Exercise aim »
Find every line in the records below that contains the word "orientation", and copy each such line.

━━ Supplied records ━━

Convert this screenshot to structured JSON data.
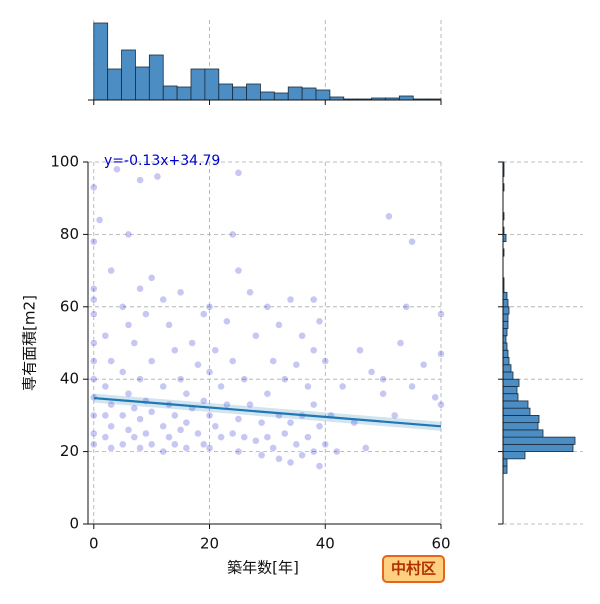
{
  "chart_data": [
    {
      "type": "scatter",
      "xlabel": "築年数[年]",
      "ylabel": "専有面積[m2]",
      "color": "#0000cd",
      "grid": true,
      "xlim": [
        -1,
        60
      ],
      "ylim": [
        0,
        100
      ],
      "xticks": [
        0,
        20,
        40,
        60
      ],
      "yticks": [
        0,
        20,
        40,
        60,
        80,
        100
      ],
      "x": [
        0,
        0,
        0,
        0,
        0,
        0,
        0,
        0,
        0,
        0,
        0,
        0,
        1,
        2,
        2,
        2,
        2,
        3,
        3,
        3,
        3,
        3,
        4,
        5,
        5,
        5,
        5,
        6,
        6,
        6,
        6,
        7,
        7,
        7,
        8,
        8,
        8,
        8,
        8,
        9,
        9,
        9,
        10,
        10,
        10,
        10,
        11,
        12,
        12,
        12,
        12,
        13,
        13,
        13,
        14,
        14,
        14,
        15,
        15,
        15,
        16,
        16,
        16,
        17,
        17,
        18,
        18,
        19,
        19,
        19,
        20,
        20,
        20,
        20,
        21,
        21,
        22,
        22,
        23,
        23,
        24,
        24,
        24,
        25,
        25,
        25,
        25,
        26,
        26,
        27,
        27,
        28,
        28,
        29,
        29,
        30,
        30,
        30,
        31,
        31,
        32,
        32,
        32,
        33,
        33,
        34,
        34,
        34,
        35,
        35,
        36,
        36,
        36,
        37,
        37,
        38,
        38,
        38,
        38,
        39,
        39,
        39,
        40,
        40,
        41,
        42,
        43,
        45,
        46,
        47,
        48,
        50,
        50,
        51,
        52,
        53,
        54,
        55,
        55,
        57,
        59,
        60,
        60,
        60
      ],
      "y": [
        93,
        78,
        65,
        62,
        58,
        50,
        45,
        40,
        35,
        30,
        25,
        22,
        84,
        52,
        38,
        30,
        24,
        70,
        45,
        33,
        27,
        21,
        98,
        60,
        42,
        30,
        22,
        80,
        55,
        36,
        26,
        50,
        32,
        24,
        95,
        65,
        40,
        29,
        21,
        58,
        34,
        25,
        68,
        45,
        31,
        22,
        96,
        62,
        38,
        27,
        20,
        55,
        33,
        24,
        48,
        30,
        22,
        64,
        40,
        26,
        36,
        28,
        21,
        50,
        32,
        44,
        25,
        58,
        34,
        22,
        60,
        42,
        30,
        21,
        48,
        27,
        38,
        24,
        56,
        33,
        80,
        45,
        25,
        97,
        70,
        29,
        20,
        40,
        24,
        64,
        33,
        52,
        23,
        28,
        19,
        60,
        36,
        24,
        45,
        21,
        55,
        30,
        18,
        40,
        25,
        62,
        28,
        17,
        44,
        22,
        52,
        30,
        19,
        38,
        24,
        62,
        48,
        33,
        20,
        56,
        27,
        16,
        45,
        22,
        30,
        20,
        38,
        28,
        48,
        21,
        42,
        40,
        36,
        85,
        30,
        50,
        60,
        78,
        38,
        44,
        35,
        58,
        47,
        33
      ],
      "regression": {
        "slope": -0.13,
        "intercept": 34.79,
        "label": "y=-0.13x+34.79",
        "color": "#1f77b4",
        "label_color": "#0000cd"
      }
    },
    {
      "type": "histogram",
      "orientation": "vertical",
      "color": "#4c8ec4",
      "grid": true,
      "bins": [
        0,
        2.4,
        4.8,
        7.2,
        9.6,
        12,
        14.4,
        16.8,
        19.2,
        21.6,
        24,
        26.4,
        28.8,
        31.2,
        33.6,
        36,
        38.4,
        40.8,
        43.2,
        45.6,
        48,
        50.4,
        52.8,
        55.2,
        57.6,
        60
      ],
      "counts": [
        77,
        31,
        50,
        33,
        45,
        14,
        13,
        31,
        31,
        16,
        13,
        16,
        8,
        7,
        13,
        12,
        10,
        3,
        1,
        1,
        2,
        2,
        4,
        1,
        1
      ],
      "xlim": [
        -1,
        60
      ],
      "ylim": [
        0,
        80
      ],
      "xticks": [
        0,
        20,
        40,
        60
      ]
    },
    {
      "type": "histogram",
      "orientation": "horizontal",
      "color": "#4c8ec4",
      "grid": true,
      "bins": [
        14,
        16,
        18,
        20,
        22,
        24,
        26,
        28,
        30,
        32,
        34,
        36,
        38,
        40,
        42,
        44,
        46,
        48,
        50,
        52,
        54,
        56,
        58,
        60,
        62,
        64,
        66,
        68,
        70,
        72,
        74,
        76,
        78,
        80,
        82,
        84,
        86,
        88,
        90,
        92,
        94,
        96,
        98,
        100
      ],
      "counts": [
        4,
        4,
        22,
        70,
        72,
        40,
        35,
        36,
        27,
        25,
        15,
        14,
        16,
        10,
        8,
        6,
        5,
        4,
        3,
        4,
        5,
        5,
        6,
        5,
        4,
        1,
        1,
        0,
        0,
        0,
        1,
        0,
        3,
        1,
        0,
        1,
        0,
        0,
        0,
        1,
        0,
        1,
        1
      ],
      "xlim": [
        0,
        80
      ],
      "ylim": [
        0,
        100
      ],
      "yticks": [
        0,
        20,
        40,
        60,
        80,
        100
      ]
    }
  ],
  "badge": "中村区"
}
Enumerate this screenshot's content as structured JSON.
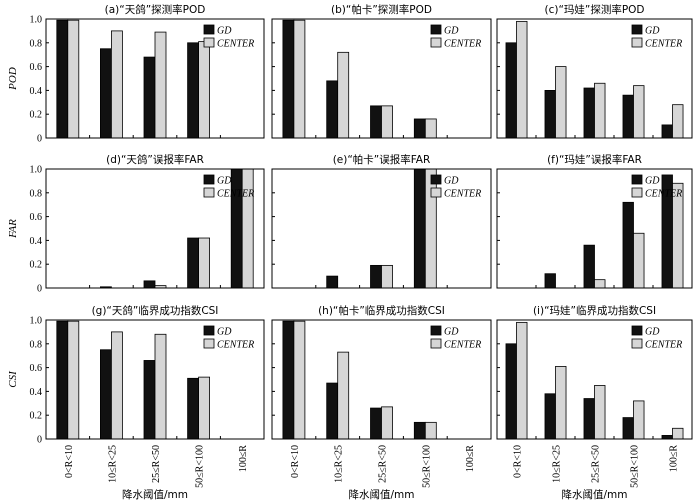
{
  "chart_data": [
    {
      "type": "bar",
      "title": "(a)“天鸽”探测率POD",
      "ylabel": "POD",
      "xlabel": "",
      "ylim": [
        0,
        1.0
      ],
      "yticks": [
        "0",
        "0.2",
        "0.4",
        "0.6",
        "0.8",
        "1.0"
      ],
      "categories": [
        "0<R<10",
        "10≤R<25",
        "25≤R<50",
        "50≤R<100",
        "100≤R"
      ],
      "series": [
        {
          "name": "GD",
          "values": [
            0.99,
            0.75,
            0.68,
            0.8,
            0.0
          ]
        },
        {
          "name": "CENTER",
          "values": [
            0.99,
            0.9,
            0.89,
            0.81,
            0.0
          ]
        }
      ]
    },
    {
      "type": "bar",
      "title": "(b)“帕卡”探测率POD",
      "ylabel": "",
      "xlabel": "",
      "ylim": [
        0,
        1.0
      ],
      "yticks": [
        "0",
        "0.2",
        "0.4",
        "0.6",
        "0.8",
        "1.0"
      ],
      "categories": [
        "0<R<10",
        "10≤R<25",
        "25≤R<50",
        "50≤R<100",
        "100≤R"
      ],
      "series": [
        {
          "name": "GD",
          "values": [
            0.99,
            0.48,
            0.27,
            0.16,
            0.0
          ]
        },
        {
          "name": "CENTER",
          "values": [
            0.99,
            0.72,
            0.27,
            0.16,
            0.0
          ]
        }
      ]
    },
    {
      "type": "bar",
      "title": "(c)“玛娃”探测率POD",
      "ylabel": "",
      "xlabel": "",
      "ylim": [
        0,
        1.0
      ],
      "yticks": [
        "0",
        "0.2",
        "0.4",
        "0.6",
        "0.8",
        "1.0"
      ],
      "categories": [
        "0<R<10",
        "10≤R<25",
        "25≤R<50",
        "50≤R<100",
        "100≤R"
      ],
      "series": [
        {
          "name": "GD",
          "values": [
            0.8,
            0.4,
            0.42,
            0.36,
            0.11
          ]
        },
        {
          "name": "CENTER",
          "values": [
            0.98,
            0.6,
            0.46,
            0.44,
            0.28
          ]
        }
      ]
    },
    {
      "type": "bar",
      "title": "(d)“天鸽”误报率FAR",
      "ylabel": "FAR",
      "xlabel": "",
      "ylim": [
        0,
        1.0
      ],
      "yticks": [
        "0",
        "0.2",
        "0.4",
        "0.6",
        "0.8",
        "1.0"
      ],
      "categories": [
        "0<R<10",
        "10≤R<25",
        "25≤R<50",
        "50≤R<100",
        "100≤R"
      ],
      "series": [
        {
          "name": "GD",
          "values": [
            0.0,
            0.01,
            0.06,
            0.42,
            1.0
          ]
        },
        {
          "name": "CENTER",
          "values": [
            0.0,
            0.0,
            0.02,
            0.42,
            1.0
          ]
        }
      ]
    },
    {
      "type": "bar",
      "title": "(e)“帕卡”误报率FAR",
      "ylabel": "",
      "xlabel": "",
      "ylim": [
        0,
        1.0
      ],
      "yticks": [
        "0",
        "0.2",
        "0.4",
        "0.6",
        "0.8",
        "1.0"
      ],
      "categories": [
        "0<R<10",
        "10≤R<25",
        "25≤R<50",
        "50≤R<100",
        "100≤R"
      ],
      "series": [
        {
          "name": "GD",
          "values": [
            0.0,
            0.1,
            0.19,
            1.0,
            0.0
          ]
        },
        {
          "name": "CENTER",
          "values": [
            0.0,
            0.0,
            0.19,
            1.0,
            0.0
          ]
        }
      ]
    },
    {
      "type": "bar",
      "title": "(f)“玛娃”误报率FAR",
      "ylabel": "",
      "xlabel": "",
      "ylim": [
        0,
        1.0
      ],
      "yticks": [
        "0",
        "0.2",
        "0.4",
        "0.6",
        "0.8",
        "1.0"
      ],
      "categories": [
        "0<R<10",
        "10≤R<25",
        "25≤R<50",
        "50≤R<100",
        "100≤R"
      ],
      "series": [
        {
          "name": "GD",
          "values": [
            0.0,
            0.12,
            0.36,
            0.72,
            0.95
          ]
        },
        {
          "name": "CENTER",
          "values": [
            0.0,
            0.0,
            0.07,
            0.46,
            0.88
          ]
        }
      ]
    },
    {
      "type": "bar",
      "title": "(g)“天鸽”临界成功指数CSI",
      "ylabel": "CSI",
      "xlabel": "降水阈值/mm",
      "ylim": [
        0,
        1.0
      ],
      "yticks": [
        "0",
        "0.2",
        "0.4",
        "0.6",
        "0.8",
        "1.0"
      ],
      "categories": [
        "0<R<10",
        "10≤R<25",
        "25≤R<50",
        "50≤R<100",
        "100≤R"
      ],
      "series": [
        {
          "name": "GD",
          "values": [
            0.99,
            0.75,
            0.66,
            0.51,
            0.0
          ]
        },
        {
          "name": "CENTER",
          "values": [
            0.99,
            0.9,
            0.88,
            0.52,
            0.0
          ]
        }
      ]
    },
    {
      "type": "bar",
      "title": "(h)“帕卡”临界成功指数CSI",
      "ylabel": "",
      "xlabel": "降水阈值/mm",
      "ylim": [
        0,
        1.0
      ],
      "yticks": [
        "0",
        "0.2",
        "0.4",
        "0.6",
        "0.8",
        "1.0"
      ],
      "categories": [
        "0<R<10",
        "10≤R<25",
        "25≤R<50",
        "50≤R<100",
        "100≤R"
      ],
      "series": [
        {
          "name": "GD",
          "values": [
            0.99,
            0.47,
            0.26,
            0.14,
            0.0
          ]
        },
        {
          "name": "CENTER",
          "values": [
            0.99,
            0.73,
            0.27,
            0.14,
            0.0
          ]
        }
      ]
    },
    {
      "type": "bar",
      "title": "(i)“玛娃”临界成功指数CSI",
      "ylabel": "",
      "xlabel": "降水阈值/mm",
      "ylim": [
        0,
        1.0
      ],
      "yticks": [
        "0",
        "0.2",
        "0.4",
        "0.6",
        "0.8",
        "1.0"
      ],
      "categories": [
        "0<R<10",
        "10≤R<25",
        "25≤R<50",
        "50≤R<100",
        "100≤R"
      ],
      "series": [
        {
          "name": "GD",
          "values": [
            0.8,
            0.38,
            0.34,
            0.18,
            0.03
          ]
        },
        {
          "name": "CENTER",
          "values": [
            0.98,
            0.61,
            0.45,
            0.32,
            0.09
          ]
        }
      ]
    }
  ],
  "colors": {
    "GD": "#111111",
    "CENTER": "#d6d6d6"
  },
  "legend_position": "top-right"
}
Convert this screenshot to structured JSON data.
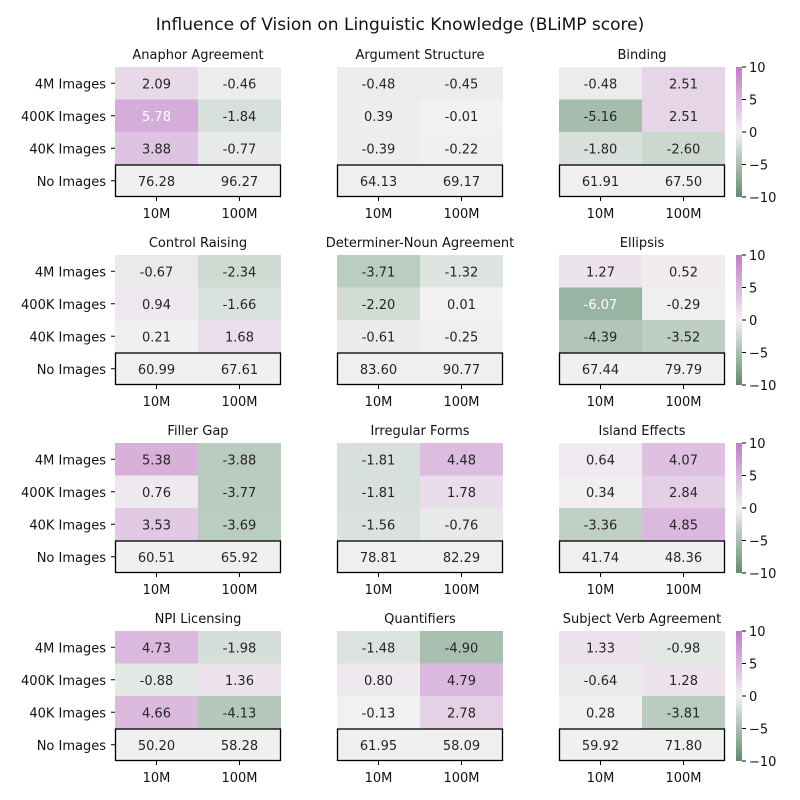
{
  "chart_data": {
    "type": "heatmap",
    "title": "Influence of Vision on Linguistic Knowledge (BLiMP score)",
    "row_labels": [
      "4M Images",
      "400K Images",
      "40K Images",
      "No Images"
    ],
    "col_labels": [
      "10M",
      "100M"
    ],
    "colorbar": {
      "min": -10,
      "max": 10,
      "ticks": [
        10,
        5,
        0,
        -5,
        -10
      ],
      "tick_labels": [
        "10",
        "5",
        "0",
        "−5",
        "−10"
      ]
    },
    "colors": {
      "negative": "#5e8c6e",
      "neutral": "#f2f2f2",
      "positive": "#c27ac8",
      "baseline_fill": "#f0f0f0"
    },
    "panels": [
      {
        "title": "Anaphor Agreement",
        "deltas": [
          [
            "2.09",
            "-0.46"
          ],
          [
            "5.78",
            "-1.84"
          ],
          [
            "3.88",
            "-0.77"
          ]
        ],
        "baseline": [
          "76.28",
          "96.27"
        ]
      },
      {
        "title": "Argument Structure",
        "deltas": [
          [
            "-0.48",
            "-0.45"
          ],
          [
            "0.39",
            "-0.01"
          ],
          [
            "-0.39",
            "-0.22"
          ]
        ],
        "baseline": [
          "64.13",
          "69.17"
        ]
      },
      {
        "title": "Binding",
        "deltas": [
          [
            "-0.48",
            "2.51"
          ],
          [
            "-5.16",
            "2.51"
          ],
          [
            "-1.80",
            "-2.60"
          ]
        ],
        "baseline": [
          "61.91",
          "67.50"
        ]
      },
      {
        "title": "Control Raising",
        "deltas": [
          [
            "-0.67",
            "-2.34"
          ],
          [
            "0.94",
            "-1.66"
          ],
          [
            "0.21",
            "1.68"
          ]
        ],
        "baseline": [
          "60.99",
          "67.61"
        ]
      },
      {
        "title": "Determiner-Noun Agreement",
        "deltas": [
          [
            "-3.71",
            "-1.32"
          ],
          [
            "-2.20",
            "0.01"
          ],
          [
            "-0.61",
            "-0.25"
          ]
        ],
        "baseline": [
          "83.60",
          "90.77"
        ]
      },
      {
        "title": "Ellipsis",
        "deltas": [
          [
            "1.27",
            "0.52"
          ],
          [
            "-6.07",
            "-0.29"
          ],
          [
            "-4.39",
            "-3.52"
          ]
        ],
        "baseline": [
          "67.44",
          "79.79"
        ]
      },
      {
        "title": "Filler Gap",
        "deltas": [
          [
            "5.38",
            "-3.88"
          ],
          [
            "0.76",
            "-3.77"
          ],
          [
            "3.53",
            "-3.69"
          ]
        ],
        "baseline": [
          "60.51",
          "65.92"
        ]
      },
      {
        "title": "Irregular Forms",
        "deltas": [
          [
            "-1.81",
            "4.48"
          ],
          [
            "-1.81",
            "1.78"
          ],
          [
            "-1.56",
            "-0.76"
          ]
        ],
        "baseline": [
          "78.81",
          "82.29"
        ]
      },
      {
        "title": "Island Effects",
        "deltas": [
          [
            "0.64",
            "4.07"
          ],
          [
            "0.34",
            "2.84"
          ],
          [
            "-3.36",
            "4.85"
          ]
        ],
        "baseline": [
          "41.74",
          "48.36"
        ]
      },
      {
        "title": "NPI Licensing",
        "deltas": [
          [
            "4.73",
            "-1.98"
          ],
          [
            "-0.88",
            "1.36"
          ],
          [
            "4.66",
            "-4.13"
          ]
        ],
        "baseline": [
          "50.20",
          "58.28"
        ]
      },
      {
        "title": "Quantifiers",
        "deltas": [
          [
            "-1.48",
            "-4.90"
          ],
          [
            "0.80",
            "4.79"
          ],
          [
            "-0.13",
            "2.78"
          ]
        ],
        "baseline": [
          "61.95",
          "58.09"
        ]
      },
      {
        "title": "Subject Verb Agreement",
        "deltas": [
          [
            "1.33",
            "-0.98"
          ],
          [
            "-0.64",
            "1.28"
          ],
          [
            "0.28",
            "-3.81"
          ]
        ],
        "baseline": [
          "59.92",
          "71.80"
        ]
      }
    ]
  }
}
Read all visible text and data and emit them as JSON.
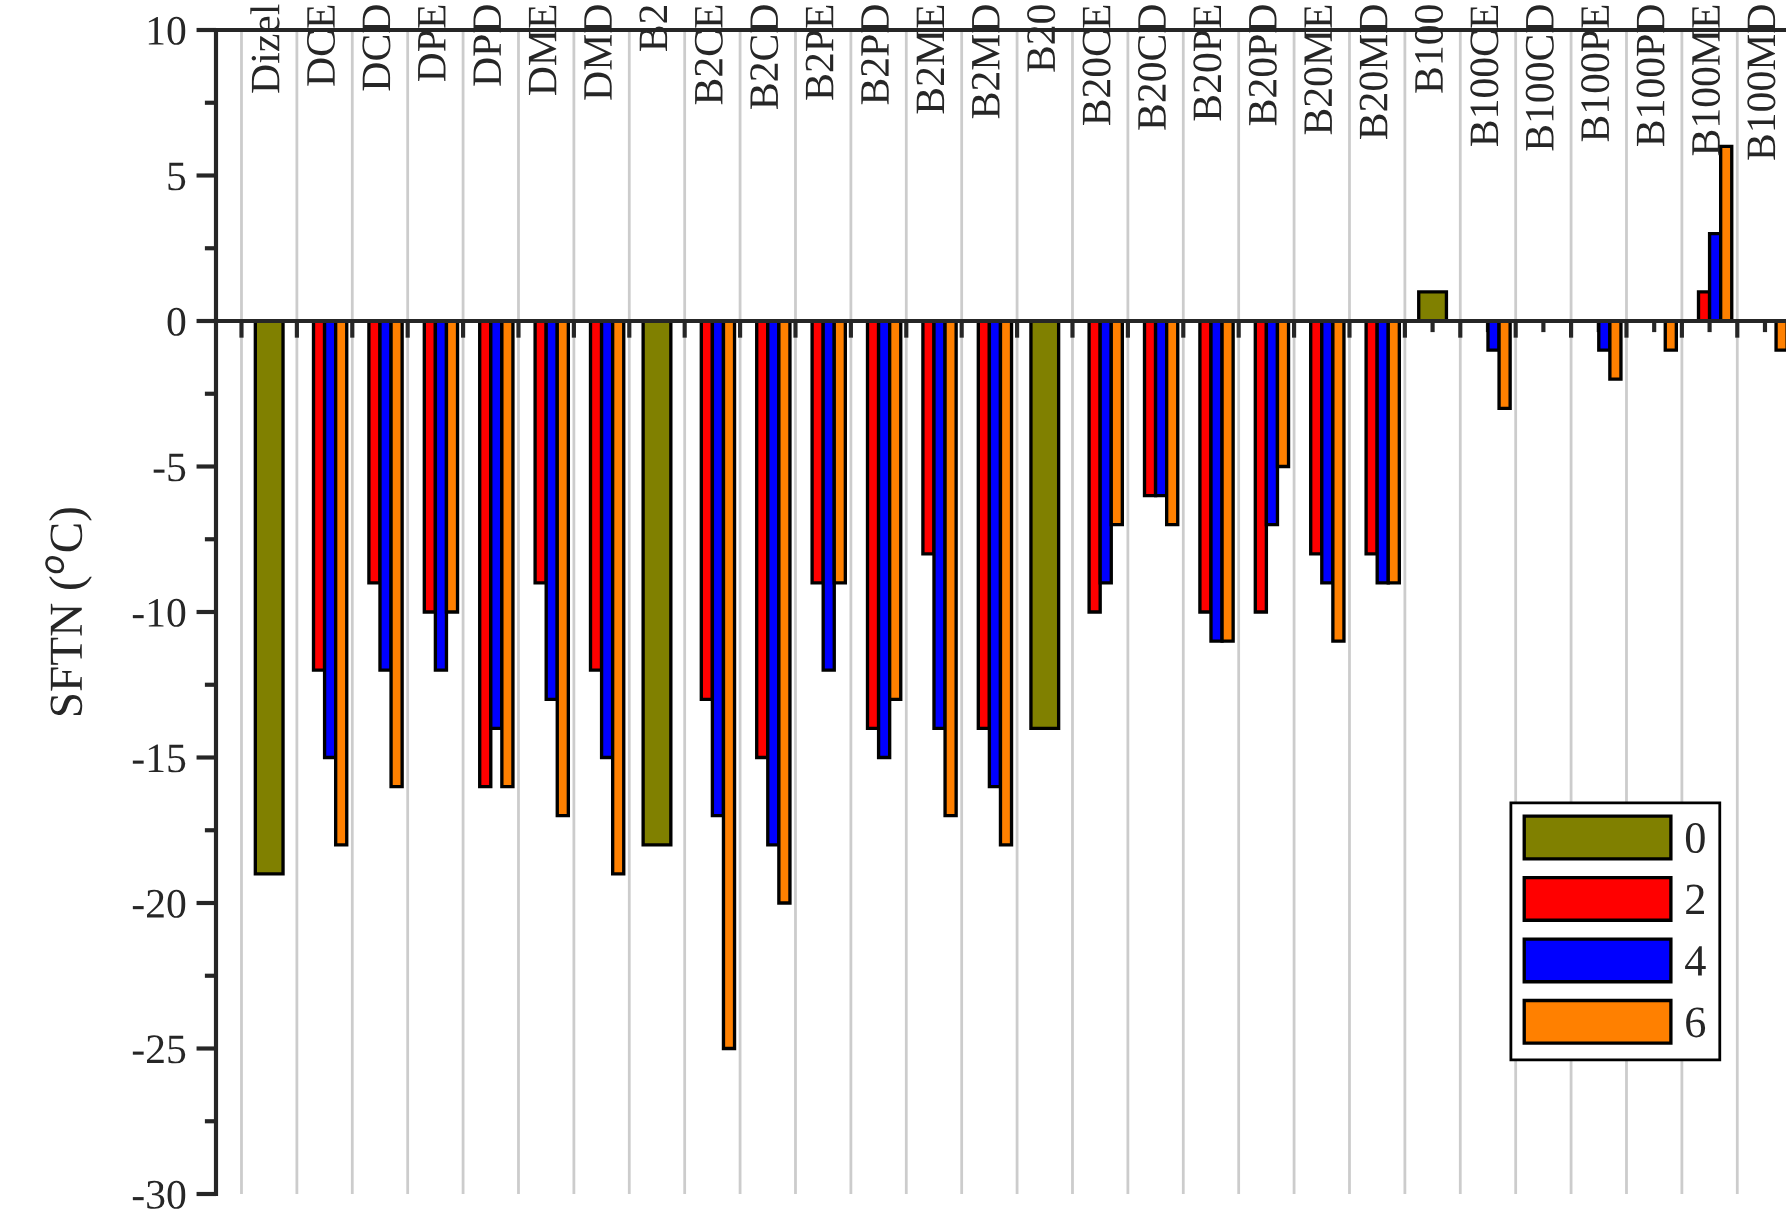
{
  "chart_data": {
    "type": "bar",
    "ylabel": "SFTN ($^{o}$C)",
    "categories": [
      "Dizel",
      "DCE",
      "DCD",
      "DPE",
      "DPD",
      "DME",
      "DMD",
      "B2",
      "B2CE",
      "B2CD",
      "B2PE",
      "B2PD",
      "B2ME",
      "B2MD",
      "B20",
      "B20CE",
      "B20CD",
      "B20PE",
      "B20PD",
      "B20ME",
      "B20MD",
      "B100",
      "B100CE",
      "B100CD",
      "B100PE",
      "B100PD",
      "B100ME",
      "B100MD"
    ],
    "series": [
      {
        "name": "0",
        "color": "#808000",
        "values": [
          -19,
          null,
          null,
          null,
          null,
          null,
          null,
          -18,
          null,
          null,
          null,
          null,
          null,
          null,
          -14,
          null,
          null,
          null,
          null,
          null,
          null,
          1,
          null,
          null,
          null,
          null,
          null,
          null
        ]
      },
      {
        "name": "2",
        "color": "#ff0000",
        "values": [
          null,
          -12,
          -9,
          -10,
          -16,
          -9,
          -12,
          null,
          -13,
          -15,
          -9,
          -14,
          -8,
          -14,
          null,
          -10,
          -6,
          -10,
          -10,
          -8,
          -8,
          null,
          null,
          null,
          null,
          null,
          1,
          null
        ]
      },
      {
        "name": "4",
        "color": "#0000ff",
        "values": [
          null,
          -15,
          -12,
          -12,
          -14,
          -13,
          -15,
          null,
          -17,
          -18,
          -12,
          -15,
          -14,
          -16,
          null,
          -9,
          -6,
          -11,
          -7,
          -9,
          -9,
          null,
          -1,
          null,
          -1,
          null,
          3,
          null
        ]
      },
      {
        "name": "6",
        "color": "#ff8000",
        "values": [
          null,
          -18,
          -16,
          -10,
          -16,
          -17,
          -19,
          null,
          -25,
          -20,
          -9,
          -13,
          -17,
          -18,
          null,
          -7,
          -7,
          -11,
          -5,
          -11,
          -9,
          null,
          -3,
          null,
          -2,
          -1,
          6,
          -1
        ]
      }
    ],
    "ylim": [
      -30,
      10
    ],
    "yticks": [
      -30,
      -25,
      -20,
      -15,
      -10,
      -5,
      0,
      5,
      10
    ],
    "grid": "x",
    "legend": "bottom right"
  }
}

━━━

The completed task »
      "orientation": "vertical",
      "orientation": "horizontal",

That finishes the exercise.